Task: Every line that contains the word "data" should be copied.

Given records:

------------------------------------------------------------------------

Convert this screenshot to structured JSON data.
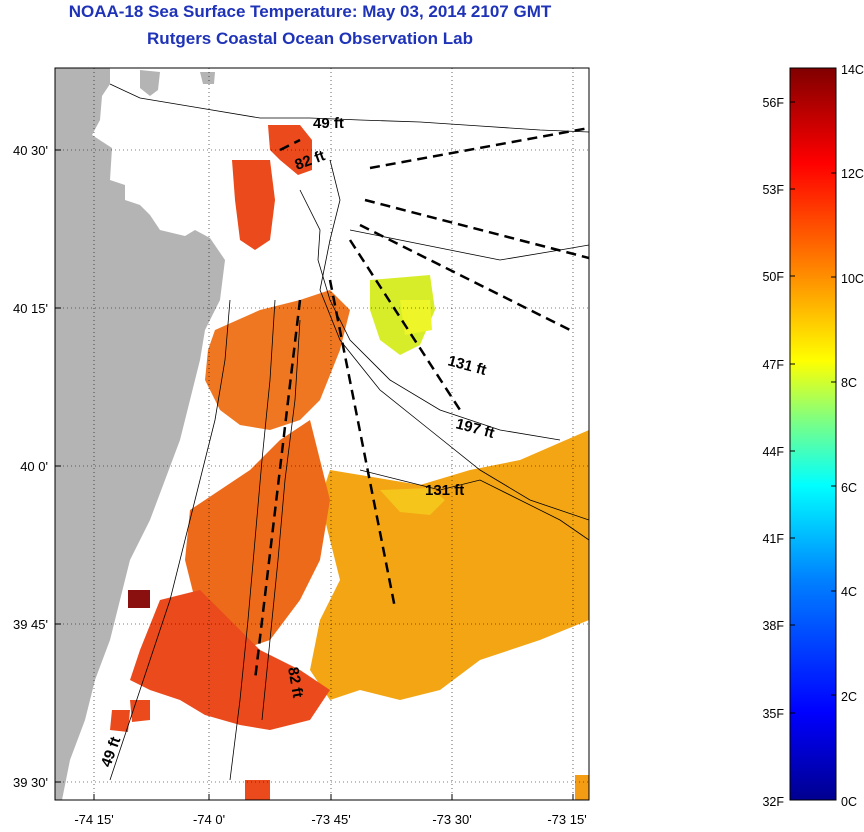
{
  "header": {
    "title": "NOAA-18 Sea Surface Temperature:  May 03, 2014 2107 GMT",
    "subtitle": "Rutgers Coastal Ocean Observation Lab"
  },
  "map": {
    "lat_ticks": [
      "40 30'",
      "40 15'",
      "40 0'",
      "39 45'",
      "39 30'"
    ],
    "lon_ticks": [
      "-74 15'",
      "-74 0'",
      "-73 45'",
      "-73 30'",
      "-73 15'"
    ],
    "contour_labels": [
      "49 ft",
      "82 ft",
      "131 ft",
      "197 ft",
      "131 ft",
      "82 ft",
      "49 ft"
    ],
    "colors": {
      "land": "#b4b4b4",
      "cloud": "#ffffff",
      "coast": "#000000"
    }
  },
  "colorbar": {
    "celsius_ticks": [
      "14C",
      "12C",
      "10C",
      "8C",
      "6C",
      "4C",
      "2C",
      "0C"
    ],
    "fahrenheit_ticks": [
      "56F",
      "53F",
      "50F",
      "47F",
      "44F",
      "41F",
      "38F",
      "35F",
      "32F"
    ],
    "colormap": [
      "#00008f",
      "#0000ff",
      "#0080ff",
      "#00ffff",
      "#80ff80",
      "#ffff00",
      "#ff8000",
      "#ff0000",
      "#800000"
    ]
  }
}
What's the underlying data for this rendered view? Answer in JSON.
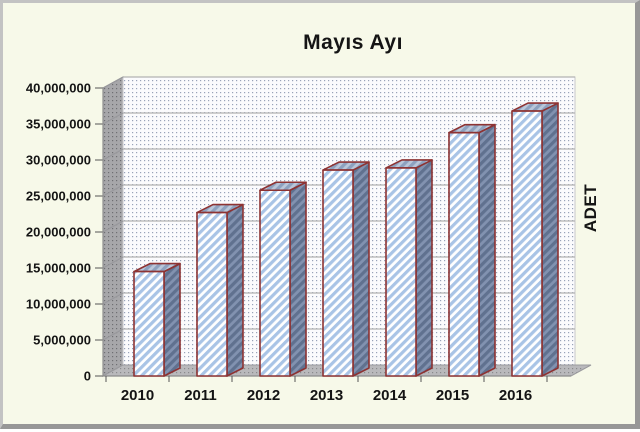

------------------------------------------------------------------------

Correct output:
Convert this screenshot to structured JSON data.
What's the underlying data for this rendered view? Answer in JSON.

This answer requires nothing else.